WHAT YOU NEED TO DO => Return the material word for word. Do not include pictures.

THE DATA =>

╔══

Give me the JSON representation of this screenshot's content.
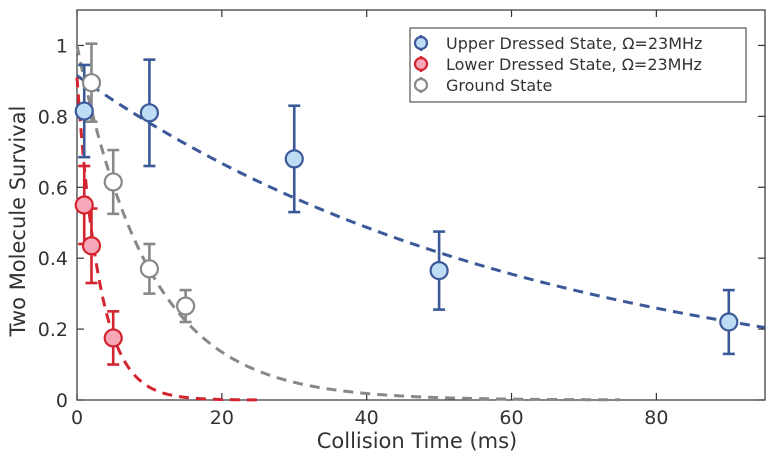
{
  "chart_data": {
    "type": "scatter",
    "title": "",
    "xlabel": "Collision Time (ms)",
    "ylabel": "Two Molecule Survival",
    "xlim": [
      0,
      95
    ],
    "ylim": [
      0,
      1.1
    ],
    "xticks": [
      0,
      20,
      40,
      60,
      80
    ],
    "yticks": [
      0,
      0.2,
      0.4,
      0.6,
      0.8,
      1
    ],
    "xtick_labels": [
      "0",
      "20",
      "40",
      "60",
      "80"
    ],
    "ytick_labels": [
      "0",
      "0.2",
      "0.4",
      "0.6",
      "0.8",
      "1"
    ],
    "legend_position": "top-right",
    "series": [
      {
        "name": "Upper Dressed State, Ω=23MHz",
        "color": "#3b5998",
        "fill": "#bfdcf5",
        "marker": "circle",
        "points": [
          {
            "x": 1,
            "y": 0.815,
            "err": 0.13
          },
          {
            "x": 10,
            "y": 0.81,
            "err": 0.15
          },
          {
            "x": 30,
            "y": 0.68,
            "err": 0.15
          },
          {
            "x": 50,
            "y": 0.365,
            "err": 0.11
          },
          {
            "x": 90,
            "y": 0.22,
            "err": 0.09
          }
        ],
        "fit": {
          "model": "exponential_decay",
          "A": 0.915,
          "tau": 63.4,
          "x_from": 0,
          "x_to": 95
        }
      },
      {
        "name": "Lower Dressed State, Ω=23MHz",
        "color": "#d42430",
        "fill": "#f7a8b8",
        "marker": "circle",
        "points": [
          {
            "x": 1,
            "y": 0.55,
            "err": 0.11
          },
          {
            "x": 2,
            "y": 0.435,
            "err": 0.105
          },
          {
            "x": 5,
            "y": 0.175,
            "err": 0.075
          }
        ],
        "fit": {
          "model": "exponential_decay",
          "A": 0.91,
          "tau": 3.1,
          "x_from": 0,
          "x_to": 25
        }
      },
      {
        "name": "Ground State",
        "color": "#888888",
        "fill": "#ffffff",
        "marker": "circle",
        "points": [
          {
            "x": 2,
            "y": 0.895,
            "err": 0.11
          },
          {
            "x": 5,
            "y": 0.615,
            "err": 0.09
          },
          {
            "x": 10,
            "y": 0.37,
            "err": 0.07
          },
          {
            "x": 15,
            "y": 0.265,
            "err": 0.045
          }
        ],
        "fit": {
          "model": "exponential_decay",
          "A": 1.0,
          "tau": 10,
          "x_from": 0,
          "x_to": 75
        }
      }
    ]
  }
}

╚══

WRITTEN SOLUTION =>
Give me the JSON representation of this screenshot's content.
{
  "chart_data": {
    "type": "scatter",
    "title": "",
    "xlabel": "Collision Time (ms)",
    "ylabel": "Two Molecule Survival",
    "xlim": [
      0,
      95
    ],
    "ylim": [
      0,
      1.1
    ],
    "xticks": [
      0,
      20,
      40,
      60,
      80
    ],
    "yticks": [
      0,
      0.2,
      0.4,
      0.6,
      0.8,
      1
    ],
    "xtick_labels": [
      "0",
      "20",
      "40",
      "60",
      "80"
    ],
    "ytick_labels": [
      "0",
      "0.2",
      "0.4",
      "0.6",
      "0.8",
      "1"
    ],
    "legend_position": "top-right",
    "series": [
      {
        "name": "Upper Dressed State, Ω=23MHz",
        "color": "#3b5998",
        "fill": "#bfdcf5",
        "marker": "circle",
        "points": [
          {
            "x": 1,
            "y": 0.815,
            "err": 0.13
          },
          {
            "x": 10,
            "y": 0.81,
            "err": 0.15
          },
          {
            "x": 30,
            "y": 0.68,
            "err": 0.15
          },
          {
            "x": 50,
            "y": 0.365,
            "err": 0.11
          },
          {
            "x": 90,
            "y": 0.22,
            "err": 0.09
          }
        ],
        "fit": {
          "model": "exponential_decay",
          "A": 0.915,
          "tau": 63.4,
          "x_from": 0,
          "x_to": 95
        }
      },
      {
        "name": "Lower Dressed State, Ω=23MHz",
        "color": "#d42430",
        "fill": "#f7a8b8",
        "marker": "circle",
        "points": [
          {
            "x": 1,
            "y": 0.55,
            "err": 0.11
          },
          {
            "x": 2,
            "y": 0.435,
            "err": 0.105
          },
          {
            "x": 5,
            "y": 0.175,
            "err": 0.075
          }
        ],
        "fit": {
          "model": "exponential_decay",
          "A": 0.91,
          "tau": 3.1,
          "x_from": 0,
          "x_to": 25
        }
      },
      {
        "name": "Ground State",
        "color": "#888888",
        "fill": "#ffffff",
        "marker": "circle",
        "points": [
          {
            "x": 2,
            "y": 0.895,
            "err": 0.11
          },
          {
            "x": 5,
            "y": 0.615,
            "err": 0.09
          },
          {
            "x": 10,
            "y": 0.37,
            "err": 0.07
          },
          {
            "x": 15,
            "y": 0.265,
            "err": 0.045
          }
        ],
        "fit": {
          "model": "exponential_decay",
          "A": 1.0,
          "tau": 10,
          "x_from": 0,
          "x_to": 75
        }
      }
    ]
  }
}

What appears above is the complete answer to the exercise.